# What needs to be done
Determine how many lines include "Cutoff". Give the number and nothing else.

══ Data excerpts

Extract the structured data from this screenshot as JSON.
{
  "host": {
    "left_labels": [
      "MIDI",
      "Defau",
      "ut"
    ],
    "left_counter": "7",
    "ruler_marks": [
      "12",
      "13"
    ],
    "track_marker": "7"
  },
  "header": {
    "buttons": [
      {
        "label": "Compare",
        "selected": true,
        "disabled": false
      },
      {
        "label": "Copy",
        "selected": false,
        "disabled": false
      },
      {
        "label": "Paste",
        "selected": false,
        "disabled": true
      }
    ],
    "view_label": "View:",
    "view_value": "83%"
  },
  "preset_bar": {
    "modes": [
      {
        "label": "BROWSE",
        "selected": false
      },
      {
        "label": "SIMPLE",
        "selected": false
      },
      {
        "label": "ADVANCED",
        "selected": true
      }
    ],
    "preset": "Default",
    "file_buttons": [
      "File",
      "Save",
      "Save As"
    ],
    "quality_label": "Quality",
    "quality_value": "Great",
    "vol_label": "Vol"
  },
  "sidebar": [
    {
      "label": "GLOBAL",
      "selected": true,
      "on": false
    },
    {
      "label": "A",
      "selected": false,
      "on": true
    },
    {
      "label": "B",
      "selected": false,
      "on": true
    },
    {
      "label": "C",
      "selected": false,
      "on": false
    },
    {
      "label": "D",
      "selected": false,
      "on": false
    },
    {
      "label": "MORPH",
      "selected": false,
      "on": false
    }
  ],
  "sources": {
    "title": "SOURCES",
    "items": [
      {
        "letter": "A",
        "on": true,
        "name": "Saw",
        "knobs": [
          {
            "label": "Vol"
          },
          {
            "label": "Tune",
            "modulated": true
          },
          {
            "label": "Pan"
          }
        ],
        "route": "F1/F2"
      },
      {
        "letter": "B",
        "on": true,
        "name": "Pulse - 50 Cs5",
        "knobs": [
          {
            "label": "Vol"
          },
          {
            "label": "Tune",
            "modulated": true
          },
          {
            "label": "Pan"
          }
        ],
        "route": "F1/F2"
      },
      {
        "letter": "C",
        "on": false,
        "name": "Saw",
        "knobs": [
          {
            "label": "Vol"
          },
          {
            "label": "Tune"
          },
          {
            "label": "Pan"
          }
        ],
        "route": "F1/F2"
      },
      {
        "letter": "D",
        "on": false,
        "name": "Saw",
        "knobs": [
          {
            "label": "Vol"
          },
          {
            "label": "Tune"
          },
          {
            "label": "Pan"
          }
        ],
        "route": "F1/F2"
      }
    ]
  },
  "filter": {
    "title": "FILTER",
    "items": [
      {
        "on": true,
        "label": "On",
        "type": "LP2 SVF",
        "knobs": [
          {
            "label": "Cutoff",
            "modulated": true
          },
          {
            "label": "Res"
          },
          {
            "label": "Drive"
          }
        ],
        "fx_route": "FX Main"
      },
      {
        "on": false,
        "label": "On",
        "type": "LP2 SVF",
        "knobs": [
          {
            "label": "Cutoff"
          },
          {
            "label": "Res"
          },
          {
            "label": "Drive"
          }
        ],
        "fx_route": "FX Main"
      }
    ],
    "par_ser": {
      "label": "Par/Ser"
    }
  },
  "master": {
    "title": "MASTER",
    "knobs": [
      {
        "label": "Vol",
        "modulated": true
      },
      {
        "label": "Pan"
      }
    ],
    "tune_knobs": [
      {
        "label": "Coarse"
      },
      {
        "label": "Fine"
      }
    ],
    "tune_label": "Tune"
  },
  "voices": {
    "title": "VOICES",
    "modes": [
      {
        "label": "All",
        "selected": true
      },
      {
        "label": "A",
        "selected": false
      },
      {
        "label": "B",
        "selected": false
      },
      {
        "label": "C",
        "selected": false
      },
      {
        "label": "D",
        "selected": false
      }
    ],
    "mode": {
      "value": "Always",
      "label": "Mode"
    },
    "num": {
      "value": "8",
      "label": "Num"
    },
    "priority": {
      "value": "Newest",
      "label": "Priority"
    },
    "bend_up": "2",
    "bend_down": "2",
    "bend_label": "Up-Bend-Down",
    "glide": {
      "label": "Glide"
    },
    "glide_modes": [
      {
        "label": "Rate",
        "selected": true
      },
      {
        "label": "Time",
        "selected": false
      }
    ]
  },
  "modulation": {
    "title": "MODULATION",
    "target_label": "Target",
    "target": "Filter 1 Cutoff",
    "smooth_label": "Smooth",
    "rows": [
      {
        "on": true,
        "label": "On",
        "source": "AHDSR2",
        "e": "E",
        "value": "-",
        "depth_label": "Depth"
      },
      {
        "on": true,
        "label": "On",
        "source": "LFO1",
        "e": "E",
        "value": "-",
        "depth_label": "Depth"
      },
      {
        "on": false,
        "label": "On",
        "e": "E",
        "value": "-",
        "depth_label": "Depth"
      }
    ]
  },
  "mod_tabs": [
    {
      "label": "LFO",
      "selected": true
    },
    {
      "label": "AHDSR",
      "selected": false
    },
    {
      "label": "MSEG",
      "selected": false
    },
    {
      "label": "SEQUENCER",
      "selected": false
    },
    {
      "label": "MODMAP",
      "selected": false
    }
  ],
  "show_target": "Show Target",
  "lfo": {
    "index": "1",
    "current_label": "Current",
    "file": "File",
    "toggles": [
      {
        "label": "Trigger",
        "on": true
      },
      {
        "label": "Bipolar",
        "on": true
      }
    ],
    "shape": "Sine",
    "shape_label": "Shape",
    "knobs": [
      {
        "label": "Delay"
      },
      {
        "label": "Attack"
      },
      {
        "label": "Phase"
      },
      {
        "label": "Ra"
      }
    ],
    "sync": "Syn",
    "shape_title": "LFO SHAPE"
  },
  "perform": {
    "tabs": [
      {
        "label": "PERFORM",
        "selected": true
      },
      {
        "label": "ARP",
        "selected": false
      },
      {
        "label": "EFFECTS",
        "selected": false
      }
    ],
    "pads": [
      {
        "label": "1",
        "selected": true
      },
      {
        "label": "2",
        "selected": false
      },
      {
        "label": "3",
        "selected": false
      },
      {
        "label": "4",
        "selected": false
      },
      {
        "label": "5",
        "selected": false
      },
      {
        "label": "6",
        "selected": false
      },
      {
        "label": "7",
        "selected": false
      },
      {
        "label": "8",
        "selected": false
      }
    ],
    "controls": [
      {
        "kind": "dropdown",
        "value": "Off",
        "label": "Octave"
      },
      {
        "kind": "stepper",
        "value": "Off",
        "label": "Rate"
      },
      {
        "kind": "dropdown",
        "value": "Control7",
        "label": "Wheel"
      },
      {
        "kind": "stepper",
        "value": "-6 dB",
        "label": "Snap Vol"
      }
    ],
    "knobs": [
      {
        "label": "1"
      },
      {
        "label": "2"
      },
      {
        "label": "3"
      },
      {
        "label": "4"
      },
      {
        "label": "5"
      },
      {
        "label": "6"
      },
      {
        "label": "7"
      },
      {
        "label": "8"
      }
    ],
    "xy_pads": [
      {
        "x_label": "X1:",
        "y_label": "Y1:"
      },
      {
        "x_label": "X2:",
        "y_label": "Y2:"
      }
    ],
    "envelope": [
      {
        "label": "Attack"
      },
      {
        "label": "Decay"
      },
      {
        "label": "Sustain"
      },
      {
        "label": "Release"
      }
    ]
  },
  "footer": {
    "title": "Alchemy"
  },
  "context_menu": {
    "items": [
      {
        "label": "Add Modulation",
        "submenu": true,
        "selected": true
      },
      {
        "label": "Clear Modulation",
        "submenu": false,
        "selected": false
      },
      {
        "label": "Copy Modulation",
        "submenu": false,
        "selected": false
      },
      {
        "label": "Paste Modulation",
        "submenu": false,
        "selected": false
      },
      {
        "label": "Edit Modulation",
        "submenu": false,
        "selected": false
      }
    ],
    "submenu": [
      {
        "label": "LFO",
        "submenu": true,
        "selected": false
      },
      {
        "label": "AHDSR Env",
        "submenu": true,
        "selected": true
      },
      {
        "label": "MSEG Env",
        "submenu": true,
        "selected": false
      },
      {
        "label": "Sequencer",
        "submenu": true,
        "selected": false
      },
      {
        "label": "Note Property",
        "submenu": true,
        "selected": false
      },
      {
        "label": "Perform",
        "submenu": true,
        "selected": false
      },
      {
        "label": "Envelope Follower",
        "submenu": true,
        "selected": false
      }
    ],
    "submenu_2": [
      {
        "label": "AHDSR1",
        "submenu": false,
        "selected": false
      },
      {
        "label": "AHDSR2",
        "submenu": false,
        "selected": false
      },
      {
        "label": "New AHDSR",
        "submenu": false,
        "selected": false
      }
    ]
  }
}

════

# Answer in full
3